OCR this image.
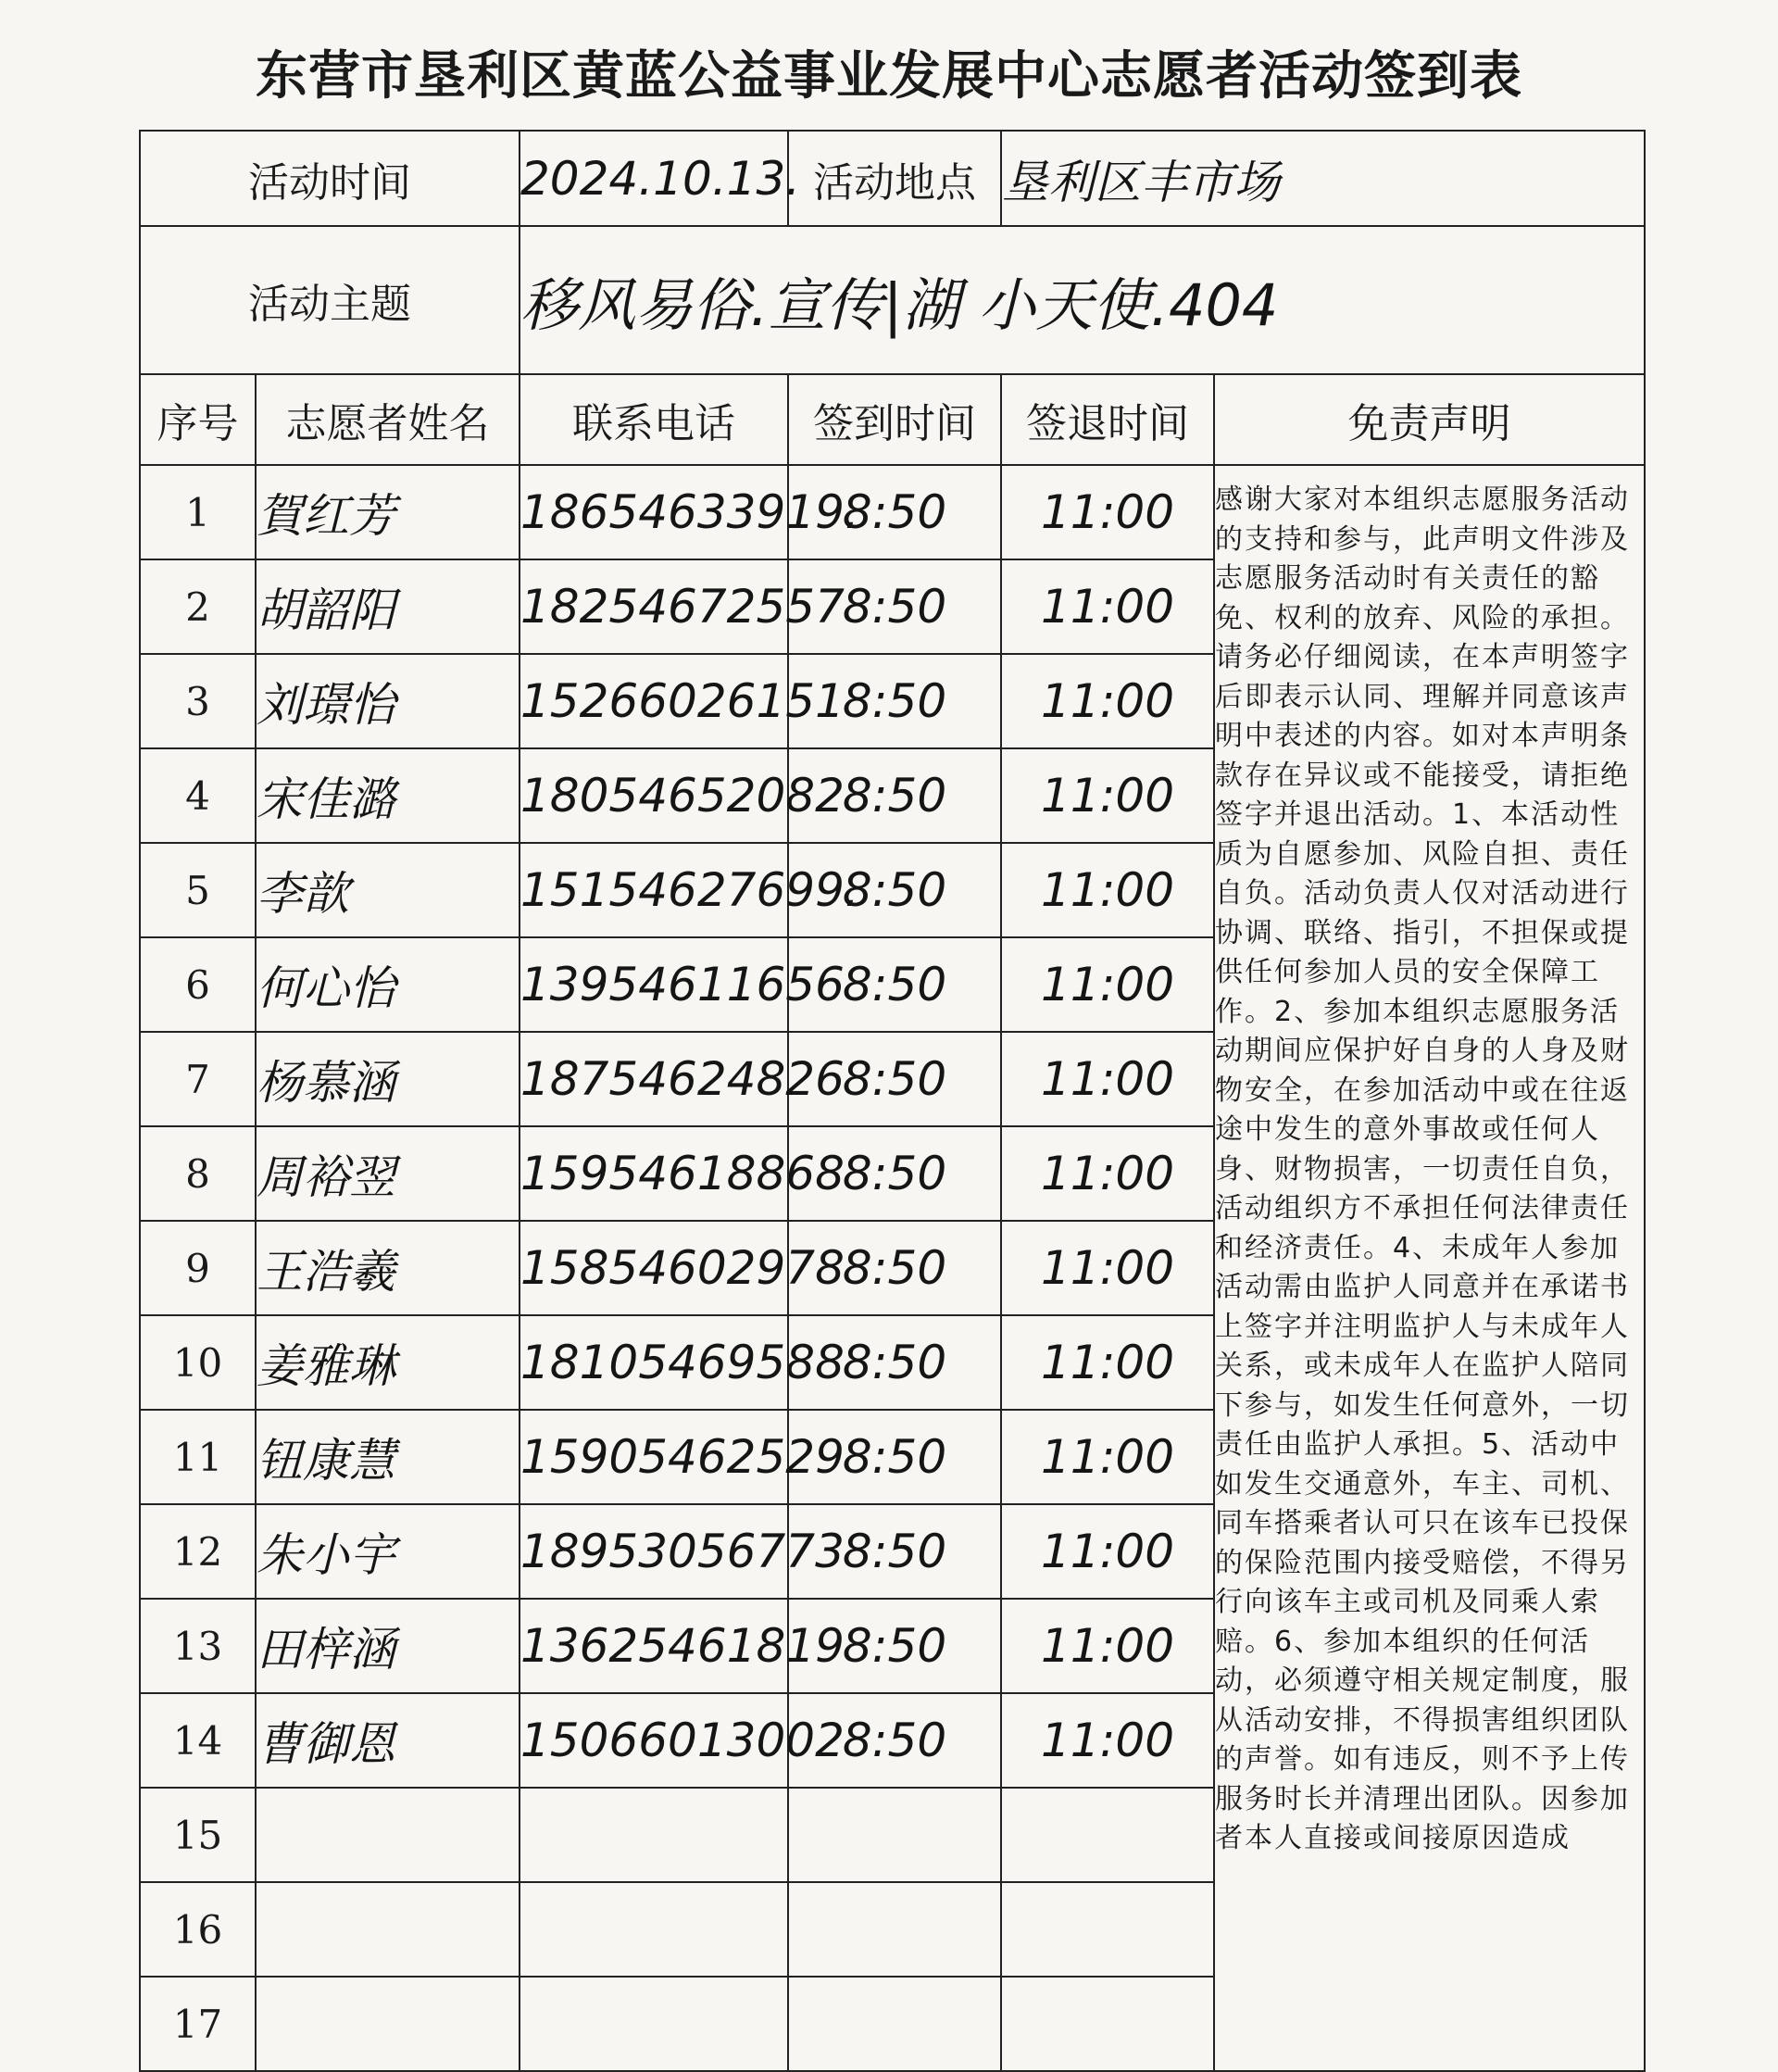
东营市垦利区黄蓝公益事业发展中心志愿者活动签到表
活动时间		2024.10.13.	活动地点	垦利区丰市场	
活动主题		移风易俗.宣传|湖 小天使.404			
序号	志愿者姓名	联系电话	签到时间	签退时间	免责声明
1	賀红芳	18654633919.	8:50	11:00	感谢大家对本组织志愿服务活动的支持和参与，此声明文件涉及志愿服务活动时有关责任的豁免、权利的放弃、风险的承担。请务必仔细阅读，在本声明签字后即表示认同、理解并同意该声明中表述的内容。如对本声明条款存在异议或不能接受，请拒绝签字并退出活动。1、本活动性质为自愿参加、风险自担、责任自负。活动负责人仅对活动进行协调、联络、指引，不担保或提供任何参加人员的安全保障工作。2、参加本组织志愿服务活动期间应保护好自身的人身及财物安全，在参加活动中或在往返途中发生的意外事故或任何人身、财物损害，一切责任自负，活动组织方不承担任何法律责任和经济责任。4、未成年人参加活动需由监护人同意并在承诺书上签字并注明监护人与未成年人关系，或未成年人在监护人陪同下参与，如发生任何意外，一切责任由监护人承担。5、活动中如发生交通意外，车主、司机、同车搭乘者认可只在该车已投保的保险范围内接受赔偿，不得另行向该车主或司机及同乘人索赔。6、参加本组织的任何活动，必须遵守相关规定制度，服从活动安排，不得损害组织团队的声誉。如有违反，则不予上传服务时长并清理出团队。因参加者本人直接或间接原因造成

2	胡韶阳	18254672557	8:50	11:00	
3	刘璟怡	15266026151	8:50	11:00	
4	宋佳潞	18054652082	8:50	11:00	
5	李歆	15154627699.	8:50	11:00	
6	何心怡	13954611656	8:50	11:00	
7	杨慕涵	18754624826	8:50	11:00	
8	周裕翌	15954618868	8:50	11:00	
9	王浩羲	15854602978	8:50	11:00	
10	姜雅琳	18105469588	8:50	11:00	
11	钮康慧	15905462529	8:50	11:00	
12	朱小宇	18953056773	8:50	11:00	
13	田梓涵	13625461819	8:50	11:00	
14	曹御恩	15066013002	8:50	11:00	
15					
16					
17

Aim - Transcribe the records verbatim and omit the images.

Solution to the problem -
OCR this image.
东营市垦利区黄蓝公益事业发展中心志愿者活动签到表
活动时间		2024.10.13.	活动地点	垦利区丰市场	
活动主题		移风易俗.宣传|湖 小天使.404			
序号	志愿者姓名	联系电话	签到时间	签退时间	免责声明
1	賀红芳	18654633919.	8:50	11:00	感谢大家对本组织志愿服务活动的支持和参与，此声明文件涉及志愿服务活动时有关责任的豁免、权利的放弃、风险的承担。请务必仔细阅读，在本声明签字后即表示认同、理解并同意该声明中表述的内容。如对本声明条款存在异议或不能接受，请拒绝签字并退出活动。1、本活动性质为自愿参加、风险自担、责任自负。活动负责人仅对活动进行协调、联络、指引，不担保或提供任何参加人员的安全保障工作。2、参加本组织志愿服务活动期间应保护好自身的人身及财物安全，在参加活动中或在往返途中发生的意外事故或任何人身、财物损害，一切责任自负，活动组织方不承担任何法律责任和经济责任。4、未成年人参加活动需由监护人同意并在承诺书上签字并注明监护人与未成年人关系，或未成年人在监护人陪同下参与，如发生任何意外，一切责任由监护人承担。5、活动中如发生交通意外，车主、司机、同车搭乘者认可只在该车已投保的保险范围内接受赔偿，不得另行向该车主或司机及同乘人索赔。6、参加本组织的任何活动，必须遵守相关规定制度，服从活动安排，不得损害组织团队的声誉。如有违反，则不予上传服务时长并清理出团队。因参加者本人直接或间接原因造成

2	胡韶阳	18254672557	8:50	11:00	
3	刘璟怡	15266026151	8:50	11:00	
4	宋佳潞	18054652082	8:50	11:00	
5	李歆	15154627699.	8:50	11:00	
6	何心怡	13954611656	8:50	11:00	
7	杨慕涵	18754624826	8:50	11:00	
8	周裕翌	15954618868	8:50	11:00	
9	王浩羲	15854602978	8:50	11:00	
10	姜雅琳	18105469588	8:50	11:00	
11	钮康慧	15905462529	8:50	11:00	
12	朱小宇	18953056773	8:50	11:00	
13	田梓涵	13625461819	8:50	11:00	
14	曹御恩	15066013002	8:50	11:00	
15					
16					
17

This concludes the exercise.